* _Testo di lettura_
________________

Campione del mondo uscente in Moto2 e approdato in Motogp da neppure un mese, con soli due giorni in sella alla RC213V a Valencia e due a Jerez. Franco Morbidelli meglio di così non poteva proprio fare e anche nella pista a sud della Spagna ha dimostrato di essere un gran lavoratore e di voler arrivare a guidare bene la sua Honda del team Estrella Galicia Marc VDS.
Dopo il sedicesimo posto a Valencia in cui però era distaccato di meno di 2 secondi da Marc Marquez primo in classifica, a Jerez si è migliorato ulteriormente ottenendo un 14esimo posto nella prima giornata e un 11esimo posto nella seconda con un tempo di 1:38.923 lasciandosi alle spalle anche Scott Redding e Takaaki Nakagami. Tanti giri fatti per Franco e un lavoro scrupoloso sugli assetti per cercare il giusto feeling, senza dimenticarsi l'elettronica che per il pilota italiano, miglior rookie di questi test è una novità.

________________

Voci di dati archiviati

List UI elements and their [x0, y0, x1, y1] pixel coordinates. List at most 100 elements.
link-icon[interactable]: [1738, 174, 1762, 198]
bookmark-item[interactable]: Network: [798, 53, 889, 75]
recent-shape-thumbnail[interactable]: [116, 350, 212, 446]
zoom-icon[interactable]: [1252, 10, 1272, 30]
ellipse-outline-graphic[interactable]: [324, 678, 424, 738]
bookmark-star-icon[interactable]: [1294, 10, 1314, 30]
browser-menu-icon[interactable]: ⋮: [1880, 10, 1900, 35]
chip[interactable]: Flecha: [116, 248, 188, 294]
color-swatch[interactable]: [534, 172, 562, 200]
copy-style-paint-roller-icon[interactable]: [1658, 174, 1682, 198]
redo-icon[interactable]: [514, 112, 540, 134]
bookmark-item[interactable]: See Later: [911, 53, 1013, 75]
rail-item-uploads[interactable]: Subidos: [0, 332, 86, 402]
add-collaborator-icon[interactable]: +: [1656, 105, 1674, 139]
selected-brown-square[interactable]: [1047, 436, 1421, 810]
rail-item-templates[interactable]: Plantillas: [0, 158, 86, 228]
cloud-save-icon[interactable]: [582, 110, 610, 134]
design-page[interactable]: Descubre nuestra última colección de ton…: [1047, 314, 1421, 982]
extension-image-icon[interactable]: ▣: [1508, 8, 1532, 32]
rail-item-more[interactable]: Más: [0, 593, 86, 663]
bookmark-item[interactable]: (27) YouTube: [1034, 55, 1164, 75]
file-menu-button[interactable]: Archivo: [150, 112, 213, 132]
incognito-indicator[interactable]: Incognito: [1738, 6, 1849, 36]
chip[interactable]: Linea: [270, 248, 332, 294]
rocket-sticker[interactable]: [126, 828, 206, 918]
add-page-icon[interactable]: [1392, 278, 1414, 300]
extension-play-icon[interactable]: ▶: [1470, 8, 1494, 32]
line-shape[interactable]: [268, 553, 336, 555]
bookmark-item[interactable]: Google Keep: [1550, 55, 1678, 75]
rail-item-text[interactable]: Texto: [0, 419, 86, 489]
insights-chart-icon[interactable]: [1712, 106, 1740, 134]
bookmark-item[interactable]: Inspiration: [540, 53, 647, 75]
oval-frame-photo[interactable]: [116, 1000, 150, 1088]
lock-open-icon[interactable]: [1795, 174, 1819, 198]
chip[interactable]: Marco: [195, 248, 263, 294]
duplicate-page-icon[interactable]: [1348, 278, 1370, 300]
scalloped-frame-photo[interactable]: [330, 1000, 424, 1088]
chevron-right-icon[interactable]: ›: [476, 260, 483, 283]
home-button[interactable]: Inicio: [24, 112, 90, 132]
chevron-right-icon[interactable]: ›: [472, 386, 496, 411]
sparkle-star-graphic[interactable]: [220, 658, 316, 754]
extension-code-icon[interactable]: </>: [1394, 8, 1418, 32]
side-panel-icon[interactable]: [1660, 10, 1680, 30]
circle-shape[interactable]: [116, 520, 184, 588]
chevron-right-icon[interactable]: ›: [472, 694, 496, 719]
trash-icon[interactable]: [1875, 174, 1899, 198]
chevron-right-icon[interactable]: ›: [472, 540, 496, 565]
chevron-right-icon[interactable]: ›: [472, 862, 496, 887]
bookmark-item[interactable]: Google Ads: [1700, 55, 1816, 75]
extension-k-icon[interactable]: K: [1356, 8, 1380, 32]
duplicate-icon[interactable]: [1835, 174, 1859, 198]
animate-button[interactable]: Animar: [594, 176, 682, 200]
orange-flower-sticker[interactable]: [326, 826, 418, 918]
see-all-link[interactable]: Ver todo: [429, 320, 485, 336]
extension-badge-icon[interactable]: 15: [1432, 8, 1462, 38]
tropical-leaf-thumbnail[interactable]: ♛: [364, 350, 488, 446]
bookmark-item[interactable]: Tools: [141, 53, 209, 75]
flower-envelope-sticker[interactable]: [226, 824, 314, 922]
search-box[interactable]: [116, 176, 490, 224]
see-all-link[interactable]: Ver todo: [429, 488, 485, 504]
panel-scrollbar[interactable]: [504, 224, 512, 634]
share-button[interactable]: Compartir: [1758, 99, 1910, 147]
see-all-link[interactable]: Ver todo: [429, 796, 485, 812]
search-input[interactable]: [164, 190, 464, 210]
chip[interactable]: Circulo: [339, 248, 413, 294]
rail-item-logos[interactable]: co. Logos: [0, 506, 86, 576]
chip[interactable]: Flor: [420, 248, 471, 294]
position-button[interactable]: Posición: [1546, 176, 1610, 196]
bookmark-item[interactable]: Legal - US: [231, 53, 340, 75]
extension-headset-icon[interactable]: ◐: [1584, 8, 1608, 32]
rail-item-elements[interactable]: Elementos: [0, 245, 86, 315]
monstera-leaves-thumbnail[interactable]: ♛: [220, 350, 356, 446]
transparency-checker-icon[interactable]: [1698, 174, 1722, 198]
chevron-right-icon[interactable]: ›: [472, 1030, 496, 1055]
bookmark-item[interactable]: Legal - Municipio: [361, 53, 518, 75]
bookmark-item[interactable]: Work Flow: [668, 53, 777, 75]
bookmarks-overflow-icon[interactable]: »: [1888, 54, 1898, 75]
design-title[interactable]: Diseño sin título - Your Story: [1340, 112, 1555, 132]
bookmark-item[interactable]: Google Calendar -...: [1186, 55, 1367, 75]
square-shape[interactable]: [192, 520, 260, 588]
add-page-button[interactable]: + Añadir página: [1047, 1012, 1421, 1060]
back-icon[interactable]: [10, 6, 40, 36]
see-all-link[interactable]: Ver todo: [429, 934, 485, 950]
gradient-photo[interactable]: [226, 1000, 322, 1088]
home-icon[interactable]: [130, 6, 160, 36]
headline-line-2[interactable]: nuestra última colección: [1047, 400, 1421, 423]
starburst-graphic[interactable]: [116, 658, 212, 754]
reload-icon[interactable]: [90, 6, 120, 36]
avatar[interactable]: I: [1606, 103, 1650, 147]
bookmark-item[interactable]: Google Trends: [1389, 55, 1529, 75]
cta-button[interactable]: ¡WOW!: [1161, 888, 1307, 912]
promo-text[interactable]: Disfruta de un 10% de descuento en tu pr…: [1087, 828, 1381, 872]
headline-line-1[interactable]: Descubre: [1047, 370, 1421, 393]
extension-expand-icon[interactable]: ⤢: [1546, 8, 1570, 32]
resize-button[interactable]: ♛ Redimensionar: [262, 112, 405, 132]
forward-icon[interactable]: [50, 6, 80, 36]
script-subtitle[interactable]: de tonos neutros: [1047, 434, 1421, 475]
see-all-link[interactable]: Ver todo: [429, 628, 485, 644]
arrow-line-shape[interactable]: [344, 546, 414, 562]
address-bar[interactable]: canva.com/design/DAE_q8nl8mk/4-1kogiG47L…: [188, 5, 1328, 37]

________________

* _Cosa fare_
1. Indica se le affermazioni seguenti concordano con il testo su Morbidelli, rispondendo sì o no e citando le parole decisive del testo: (a) A Jerez Morbidelli ha ottenuto l'undicesimo posto nella seconda giornata. (b) A Valencia Morbidelli si è classificato quattordicesimo. (c) Morbidelli guida una Honda del team Estrella Galicia Marc VDS.
2. Secondo il testo su Morbidelli, con quale tempo il pilota ha chiuso la seconda giornata a Jerez?
3. Riporta, per favore, il passo del testo su Morbidelli che si apre con le parole contenenti "Campione del mondo" e si chiude con "è una novità.".

* _Risposte per numero_
1.
(a) Sì: «un 11esimo posto nella seconda».
(b) No: «Dopo il sedicesimo posto a Valencia».
(c) Sì: «la sua Honda del team Estrella Galicia Marc VDS».

2. Con un tempo di 1:38.923.

3.
Campione del mondo uscente in Moto2 e approdato in Motogp da neppure un mese, con soli due giorni in sella alla RC213V a Valencia e due a Jerez. Franco Morbidelli meglio di così non poteva proprio fare e anche nella pista a sud della Spagna ha dimostrato di essere un gran lavoratore e di voler arrivare a guidare bene la sua Honda del team Estrella Galicia Marc VDS.
Dopo il sedicesimo posto a Valencia in cui però era distaccato di meno di 2 secondi da Marc Marquez primo in classifica, a Jerez si è migliorato ulteriormente ottenendo un 14esimo posto nella prima giornata e un 11esimo posto nella seconda con un tempo di 1:38.923 lasciandosi alle spalle anche Scott Redding e Takaaki Nakagami. Tanti giri fatti per Franco e un lavoro scrupoloso sugli assetti per cercare il giusto feeling, senza dimenticarsi l'elettronica che per il pilota italiano, miglior rookie di questi test è una novità.